### INPUT DATA:
--------------------------------
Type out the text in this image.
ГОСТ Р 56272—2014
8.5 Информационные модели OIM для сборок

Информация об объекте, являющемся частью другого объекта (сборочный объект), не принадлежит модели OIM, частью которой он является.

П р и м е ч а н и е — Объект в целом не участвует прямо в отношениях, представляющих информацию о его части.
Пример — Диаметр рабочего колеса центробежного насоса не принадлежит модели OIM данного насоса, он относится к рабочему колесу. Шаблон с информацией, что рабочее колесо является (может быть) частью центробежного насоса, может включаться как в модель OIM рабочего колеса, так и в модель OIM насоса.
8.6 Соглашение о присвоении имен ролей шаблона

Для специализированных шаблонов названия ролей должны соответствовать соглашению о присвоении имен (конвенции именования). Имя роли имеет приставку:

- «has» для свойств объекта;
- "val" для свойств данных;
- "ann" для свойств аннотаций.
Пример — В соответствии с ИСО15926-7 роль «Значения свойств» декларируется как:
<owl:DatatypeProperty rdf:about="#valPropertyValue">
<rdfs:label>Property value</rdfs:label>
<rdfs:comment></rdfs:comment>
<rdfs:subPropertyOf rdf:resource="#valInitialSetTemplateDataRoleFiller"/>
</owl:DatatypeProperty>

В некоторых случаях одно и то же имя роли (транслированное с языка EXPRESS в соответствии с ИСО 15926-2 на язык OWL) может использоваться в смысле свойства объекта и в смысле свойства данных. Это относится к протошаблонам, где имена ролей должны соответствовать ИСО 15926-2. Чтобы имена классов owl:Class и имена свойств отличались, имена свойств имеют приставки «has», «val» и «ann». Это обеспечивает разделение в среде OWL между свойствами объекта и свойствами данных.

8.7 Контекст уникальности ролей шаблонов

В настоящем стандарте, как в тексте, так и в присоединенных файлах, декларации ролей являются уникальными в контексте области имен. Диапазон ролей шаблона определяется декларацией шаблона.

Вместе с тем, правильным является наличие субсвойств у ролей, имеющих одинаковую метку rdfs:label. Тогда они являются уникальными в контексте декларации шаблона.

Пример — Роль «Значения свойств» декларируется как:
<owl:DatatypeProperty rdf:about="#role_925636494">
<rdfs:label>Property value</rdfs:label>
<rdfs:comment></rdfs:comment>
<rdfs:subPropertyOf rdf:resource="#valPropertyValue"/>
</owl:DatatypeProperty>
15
--------------------------------
### GIVEN EXERCISE:
Of all the lines in the listing above, how many contain the word "соответствовать"? Answer with the number alone.

### WRITTEN REPLY:
2